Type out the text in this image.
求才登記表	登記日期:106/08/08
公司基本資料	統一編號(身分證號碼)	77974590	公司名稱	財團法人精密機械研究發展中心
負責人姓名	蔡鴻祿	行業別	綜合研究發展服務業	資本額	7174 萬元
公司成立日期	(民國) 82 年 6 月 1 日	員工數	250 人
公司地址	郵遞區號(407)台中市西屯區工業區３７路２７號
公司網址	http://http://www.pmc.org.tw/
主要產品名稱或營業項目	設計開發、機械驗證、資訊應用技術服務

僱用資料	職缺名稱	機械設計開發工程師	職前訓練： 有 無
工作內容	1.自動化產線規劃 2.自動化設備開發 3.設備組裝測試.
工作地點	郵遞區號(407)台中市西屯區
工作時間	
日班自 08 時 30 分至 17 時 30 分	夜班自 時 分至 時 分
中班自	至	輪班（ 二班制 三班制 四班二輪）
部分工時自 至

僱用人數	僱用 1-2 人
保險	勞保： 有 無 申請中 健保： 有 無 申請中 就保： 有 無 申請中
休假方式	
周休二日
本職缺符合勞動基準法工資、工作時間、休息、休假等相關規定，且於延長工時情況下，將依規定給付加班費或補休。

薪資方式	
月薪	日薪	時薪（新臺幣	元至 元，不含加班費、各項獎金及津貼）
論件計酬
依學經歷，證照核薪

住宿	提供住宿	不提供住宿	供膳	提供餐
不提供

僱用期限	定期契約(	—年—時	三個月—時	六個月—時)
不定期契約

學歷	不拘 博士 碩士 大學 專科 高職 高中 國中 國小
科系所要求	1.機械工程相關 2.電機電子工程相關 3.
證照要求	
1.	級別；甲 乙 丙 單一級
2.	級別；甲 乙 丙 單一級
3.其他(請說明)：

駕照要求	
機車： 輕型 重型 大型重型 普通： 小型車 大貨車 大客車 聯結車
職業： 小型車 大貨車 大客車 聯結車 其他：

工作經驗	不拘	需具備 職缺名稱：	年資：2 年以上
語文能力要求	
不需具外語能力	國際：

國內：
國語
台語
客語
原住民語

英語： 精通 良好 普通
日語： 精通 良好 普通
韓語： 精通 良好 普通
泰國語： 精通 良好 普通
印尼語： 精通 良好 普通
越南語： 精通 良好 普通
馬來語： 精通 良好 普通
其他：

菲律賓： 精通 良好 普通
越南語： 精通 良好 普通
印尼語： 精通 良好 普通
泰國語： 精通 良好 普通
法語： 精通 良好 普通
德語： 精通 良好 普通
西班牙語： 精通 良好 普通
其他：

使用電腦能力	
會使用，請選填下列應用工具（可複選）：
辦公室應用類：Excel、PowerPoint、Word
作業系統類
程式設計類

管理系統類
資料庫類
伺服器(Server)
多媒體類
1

# # # # # # #

● **WHAT TO WORK ON**
From the records above, pull out every line containing the word "郵遞區號".

● **ANSWER TO THE EXERCISE**
公司地址	郵遞區號(407)台中市西屯區工業區３７路２７號
工作地點	郵遞區號(407)台中市西屯區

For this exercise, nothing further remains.